**Text to read:**
+++

Thanks for any help,
Svetlin Manavski

Re: Join over two tables of 50K records takes 2 hours

From
Tom Lane
Date:
Svetlin Manavski <svetlin.manavski@gmail.com> writes:
> I am running 9.03 with the settings listed below. I have a prohibitively
> slow query in an application which has an overall good performance:

It's slow because the planner is choosing a nestloop join on the
strength of its estimate that there's only a half dozen rows to be
joined.  You need to figure out why those rowcount estimates are so bad.
I suspect that you've shot yourself in the foot by raising
autovacuum_analyze_threshold so high --- most likely, none of those
tables have ever gotten analyzed.  And what's with the high
autovacuum_naptime setting?  You might need to increase
default_statistics_target too, but first see if a manual ANALYZE makes
things better.

            regards, tom lane

Re: Join over two tables of 50K records takes 2 hours

From
Scott Marlowe
Date:
It seems like your row estimate are way off, with the planner
expecting 1 and getting 3000 or so.  Have you tried cranking up
default stats target to say 1000, running analyze and seeing what
happens?

If that doesn't do it, try temporarily turning off nested loops:

set enable_nestloop = off;
explain analyze yourqueryhere;

Re: Join over two tables of 50K records takes 2 hours

From
Scott Marlowe
Date:
On Fri, Oct 14, 2011 at 2:35 AM, Svetlin Manavski
<svetlin.manavski@gmail.com> wrote:
> Thank you guys for spotting the problem immediately.

+++

**Given information:**
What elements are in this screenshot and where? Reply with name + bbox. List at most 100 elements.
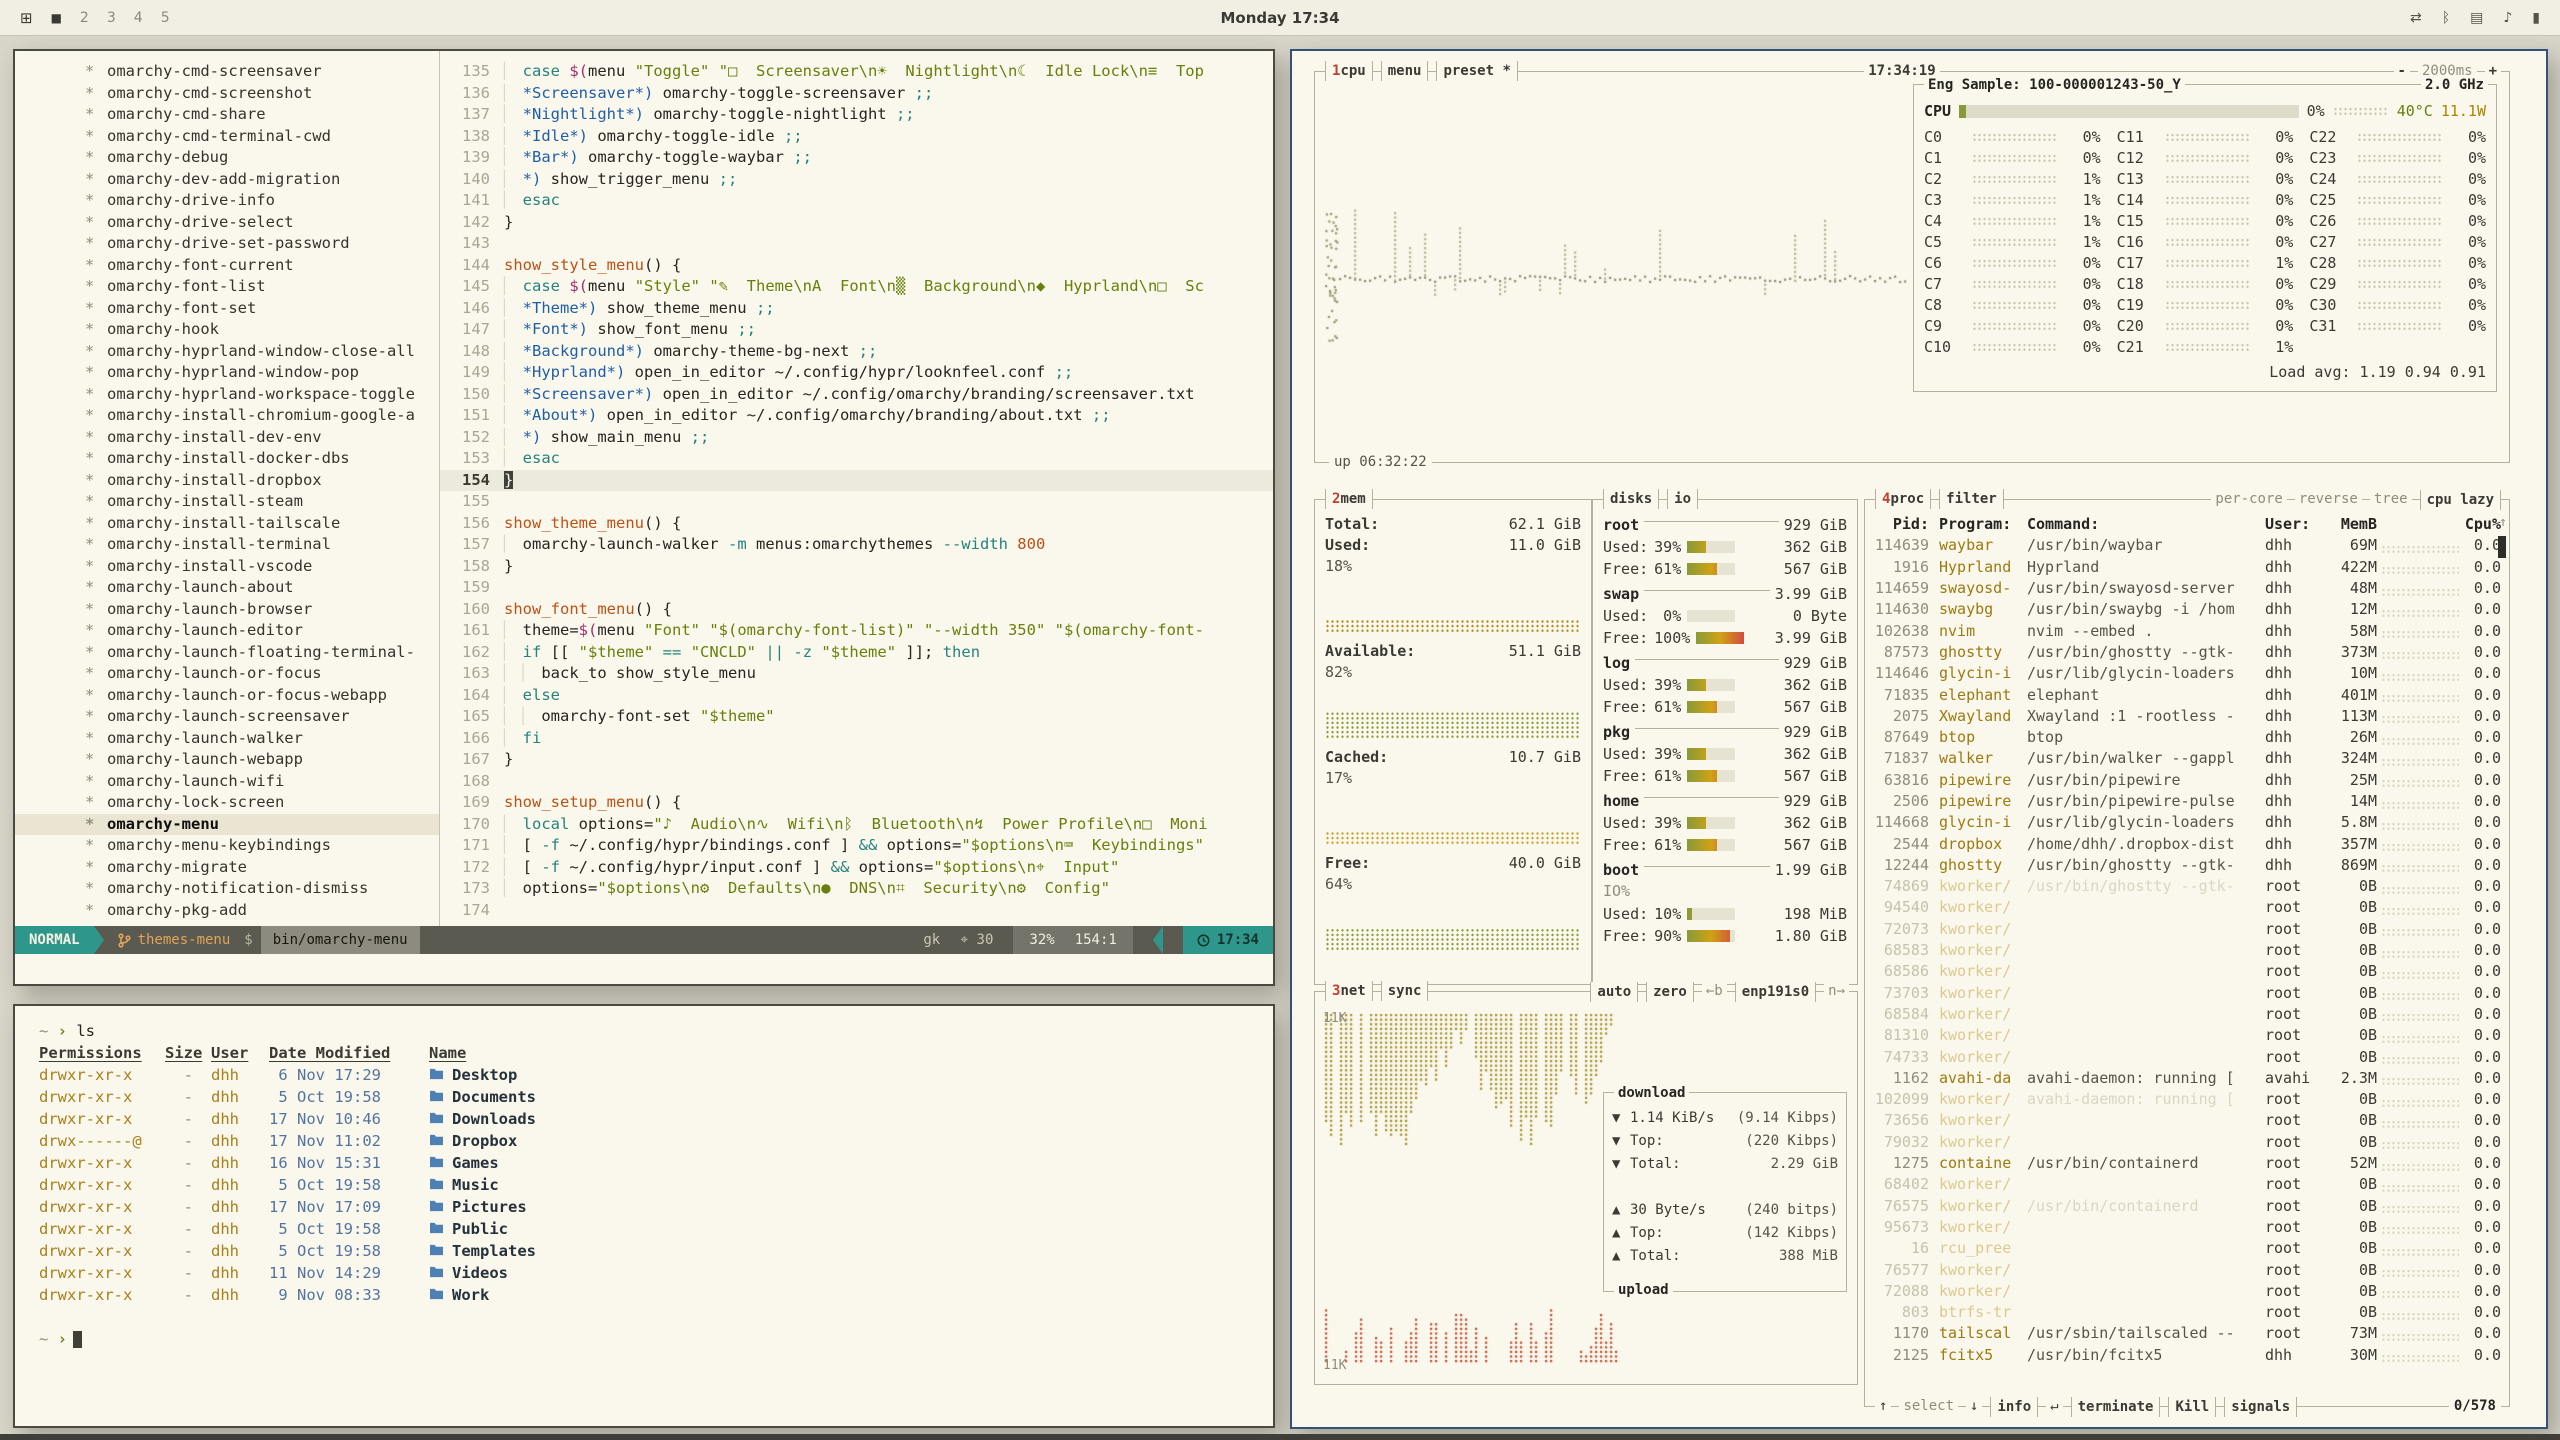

+++

**The task:**
Please reproduce the thread about the slow join word for word, from "If that doesn't" up to and including "the problem immediately.". The material is separate from the thread about the slow join.

**The completed task:**
If that doesn't do it, try temporarily turning off nested loops:

set enable_nestloop = off;
explain analyze yourqueryhere;

Re: Join over two tables of 50K records takes 2 hours

From
Scott Marlowe
Date:
On Fri, Oct 14, 2011 at 2:35 AM, Svetlin Manavski
<svetlin.manavski@gmail.com> wrote:
> Thank you guys for spotting the problem immediately.